— begin —

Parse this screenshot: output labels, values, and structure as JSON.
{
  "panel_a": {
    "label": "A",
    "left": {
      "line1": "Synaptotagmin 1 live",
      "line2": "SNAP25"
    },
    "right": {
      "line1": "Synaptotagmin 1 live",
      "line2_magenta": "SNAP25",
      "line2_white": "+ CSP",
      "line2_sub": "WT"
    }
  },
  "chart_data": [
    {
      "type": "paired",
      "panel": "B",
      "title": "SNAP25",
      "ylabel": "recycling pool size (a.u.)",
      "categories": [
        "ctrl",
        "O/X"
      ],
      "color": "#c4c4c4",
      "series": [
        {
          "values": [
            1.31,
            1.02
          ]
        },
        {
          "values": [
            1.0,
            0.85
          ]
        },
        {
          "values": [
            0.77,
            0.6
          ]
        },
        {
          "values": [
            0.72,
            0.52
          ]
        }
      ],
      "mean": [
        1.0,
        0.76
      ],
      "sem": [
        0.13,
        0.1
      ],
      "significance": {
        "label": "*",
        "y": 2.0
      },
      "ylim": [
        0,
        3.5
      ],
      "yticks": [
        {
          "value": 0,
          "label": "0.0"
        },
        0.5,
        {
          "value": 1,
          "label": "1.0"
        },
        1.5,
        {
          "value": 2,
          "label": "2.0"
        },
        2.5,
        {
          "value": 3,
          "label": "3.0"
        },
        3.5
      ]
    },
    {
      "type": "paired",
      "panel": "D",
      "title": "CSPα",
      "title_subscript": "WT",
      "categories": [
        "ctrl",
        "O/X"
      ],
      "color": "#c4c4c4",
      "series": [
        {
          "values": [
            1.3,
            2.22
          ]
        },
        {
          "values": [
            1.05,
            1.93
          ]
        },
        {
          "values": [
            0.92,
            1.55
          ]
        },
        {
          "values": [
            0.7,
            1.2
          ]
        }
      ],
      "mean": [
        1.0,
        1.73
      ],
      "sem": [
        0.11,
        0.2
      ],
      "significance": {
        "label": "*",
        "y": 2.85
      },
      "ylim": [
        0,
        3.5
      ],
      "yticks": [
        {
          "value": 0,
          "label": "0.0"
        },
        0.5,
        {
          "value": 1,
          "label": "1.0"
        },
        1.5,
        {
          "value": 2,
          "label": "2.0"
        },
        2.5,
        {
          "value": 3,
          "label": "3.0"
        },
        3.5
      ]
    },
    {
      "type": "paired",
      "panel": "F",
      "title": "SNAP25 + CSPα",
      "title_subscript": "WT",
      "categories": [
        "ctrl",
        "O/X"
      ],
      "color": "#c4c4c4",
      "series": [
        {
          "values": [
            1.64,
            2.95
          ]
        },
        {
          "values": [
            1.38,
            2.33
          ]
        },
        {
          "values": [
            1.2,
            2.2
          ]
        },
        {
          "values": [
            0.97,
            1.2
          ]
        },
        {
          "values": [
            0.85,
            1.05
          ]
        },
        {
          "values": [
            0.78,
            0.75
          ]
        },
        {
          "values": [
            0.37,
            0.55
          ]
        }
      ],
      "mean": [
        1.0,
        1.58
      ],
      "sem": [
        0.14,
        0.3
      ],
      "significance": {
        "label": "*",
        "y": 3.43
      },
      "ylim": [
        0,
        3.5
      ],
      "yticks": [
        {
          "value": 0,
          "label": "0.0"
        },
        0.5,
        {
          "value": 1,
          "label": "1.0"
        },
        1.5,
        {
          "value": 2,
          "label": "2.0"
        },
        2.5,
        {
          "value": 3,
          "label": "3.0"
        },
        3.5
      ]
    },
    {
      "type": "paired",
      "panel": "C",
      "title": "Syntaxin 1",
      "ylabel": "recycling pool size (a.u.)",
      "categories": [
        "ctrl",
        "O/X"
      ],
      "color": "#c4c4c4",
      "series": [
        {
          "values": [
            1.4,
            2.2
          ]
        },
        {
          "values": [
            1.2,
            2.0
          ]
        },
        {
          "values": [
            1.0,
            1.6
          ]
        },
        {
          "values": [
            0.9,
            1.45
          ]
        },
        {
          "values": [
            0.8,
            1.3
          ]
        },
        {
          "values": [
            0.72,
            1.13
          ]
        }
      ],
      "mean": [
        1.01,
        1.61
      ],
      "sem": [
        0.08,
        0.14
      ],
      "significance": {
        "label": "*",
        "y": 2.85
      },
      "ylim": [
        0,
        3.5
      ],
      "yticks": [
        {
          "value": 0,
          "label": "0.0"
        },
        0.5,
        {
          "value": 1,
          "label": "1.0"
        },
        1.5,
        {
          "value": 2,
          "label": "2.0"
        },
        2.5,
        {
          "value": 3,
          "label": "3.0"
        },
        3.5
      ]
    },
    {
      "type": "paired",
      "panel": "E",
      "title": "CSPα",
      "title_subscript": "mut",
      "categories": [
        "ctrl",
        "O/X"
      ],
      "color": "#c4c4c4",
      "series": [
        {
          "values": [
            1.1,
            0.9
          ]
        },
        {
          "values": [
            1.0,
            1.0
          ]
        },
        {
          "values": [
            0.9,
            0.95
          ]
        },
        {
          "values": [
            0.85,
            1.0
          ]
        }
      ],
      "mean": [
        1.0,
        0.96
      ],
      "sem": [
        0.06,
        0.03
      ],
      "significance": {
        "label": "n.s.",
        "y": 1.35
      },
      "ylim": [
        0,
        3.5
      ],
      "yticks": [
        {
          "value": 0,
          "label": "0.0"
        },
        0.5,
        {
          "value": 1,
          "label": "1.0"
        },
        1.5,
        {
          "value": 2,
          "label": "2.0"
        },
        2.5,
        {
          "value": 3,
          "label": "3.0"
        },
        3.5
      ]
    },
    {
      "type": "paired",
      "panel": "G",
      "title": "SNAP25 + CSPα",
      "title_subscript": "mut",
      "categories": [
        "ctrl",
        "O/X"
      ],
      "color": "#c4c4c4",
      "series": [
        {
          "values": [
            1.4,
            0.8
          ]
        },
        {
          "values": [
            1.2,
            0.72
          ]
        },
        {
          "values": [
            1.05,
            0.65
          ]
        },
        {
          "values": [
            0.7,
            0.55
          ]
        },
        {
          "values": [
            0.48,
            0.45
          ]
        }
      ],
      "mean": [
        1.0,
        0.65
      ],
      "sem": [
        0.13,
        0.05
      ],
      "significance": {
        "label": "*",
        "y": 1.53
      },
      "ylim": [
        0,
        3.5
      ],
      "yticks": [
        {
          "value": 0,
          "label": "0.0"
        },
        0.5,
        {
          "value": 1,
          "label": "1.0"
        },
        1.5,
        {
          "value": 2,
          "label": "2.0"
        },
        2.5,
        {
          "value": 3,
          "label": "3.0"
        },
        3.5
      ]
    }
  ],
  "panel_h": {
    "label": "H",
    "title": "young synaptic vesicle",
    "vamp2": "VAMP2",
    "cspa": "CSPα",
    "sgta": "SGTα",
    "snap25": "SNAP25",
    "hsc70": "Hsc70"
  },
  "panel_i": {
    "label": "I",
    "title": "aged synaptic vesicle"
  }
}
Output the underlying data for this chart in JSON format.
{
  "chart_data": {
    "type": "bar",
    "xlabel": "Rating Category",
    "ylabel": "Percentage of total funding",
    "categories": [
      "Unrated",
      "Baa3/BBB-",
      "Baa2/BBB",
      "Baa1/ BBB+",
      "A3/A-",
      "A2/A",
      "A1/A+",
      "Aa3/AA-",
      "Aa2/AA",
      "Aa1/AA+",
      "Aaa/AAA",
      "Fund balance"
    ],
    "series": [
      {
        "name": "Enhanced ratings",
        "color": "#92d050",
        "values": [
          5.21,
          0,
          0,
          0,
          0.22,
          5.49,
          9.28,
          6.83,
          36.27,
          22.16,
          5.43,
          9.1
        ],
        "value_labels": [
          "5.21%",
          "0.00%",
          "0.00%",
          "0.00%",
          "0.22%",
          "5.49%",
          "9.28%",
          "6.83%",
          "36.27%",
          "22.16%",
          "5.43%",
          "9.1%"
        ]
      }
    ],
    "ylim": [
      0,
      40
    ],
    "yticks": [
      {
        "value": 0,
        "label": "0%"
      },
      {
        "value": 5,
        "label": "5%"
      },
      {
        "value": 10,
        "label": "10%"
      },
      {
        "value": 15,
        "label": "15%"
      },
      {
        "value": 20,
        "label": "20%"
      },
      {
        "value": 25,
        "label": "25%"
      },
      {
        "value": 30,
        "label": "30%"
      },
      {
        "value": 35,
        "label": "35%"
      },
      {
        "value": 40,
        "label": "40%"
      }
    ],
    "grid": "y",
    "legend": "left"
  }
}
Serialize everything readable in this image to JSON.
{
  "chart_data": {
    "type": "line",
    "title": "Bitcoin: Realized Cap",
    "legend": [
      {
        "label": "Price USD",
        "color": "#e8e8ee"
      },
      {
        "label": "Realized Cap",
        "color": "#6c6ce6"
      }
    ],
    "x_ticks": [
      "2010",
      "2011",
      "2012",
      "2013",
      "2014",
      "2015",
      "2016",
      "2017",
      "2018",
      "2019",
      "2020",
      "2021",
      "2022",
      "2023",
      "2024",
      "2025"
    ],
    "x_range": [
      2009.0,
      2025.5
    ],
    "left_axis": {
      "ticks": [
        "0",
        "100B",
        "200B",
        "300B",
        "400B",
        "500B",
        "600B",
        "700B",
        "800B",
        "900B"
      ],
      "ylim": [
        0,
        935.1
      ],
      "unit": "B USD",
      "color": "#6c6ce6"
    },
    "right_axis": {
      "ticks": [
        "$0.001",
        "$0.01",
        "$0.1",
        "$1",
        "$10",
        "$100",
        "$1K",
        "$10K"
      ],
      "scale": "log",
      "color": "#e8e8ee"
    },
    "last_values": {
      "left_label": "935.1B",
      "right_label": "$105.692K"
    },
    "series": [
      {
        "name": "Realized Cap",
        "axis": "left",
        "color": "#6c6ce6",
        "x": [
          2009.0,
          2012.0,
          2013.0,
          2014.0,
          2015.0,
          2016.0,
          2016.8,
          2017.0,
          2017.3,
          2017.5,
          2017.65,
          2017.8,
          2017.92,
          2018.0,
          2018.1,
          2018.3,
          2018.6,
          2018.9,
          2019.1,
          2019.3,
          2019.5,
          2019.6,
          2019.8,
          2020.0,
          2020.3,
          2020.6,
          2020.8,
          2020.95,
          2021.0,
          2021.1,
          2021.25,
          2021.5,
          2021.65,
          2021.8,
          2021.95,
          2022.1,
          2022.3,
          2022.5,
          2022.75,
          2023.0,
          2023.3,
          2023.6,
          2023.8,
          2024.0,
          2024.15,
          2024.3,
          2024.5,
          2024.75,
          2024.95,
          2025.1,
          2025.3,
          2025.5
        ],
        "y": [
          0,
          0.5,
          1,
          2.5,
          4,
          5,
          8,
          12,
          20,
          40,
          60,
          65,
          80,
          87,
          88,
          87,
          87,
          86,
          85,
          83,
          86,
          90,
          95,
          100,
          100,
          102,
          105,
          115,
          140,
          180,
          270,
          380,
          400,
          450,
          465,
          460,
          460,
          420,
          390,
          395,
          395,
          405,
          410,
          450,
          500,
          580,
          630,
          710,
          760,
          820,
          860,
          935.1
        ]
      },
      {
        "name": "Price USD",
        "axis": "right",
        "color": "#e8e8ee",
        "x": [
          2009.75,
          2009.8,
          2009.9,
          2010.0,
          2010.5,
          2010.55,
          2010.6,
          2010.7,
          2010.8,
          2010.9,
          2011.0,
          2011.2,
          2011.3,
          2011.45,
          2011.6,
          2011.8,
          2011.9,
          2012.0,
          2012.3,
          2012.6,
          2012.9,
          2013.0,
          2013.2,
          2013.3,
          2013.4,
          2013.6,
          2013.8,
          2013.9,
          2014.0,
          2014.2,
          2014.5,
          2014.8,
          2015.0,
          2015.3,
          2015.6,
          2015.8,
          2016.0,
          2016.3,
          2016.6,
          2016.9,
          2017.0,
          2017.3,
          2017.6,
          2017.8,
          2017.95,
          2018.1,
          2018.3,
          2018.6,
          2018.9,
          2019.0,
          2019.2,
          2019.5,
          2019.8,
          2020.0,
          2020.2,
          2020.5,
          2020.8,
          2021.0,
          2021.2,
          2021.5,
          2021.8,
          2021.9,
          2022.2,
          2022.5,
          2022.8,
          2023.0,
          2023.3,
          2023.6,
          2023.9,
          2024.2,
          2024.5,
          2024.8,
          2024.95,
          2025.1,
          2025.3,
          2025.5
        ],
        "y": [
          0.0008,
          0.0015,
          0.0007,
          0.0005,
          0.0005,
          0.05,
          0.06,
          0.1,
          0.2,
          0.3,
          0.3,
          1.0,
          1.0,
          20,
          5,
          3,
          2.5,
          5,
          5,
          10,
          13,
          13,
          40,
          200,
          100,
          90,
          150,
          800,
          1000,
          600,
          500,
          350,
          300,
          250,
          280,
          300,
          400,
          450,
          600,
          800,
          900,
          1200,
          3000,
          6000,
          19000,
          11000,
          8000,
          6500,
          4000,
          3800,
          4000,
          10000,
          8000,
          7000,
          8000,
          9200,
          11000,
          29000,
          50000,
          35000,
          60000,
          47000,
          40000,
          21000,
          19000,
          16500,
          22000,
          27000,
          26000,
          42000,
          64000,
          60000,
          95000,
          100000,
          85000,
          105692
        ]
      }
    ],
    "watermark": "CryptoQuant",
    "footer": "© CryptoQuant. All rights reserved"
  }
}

— end —

## Problem details
Check every line of the entries above for the word "Realized" and report how many lines contain it, giving the number only.

## Written answer
3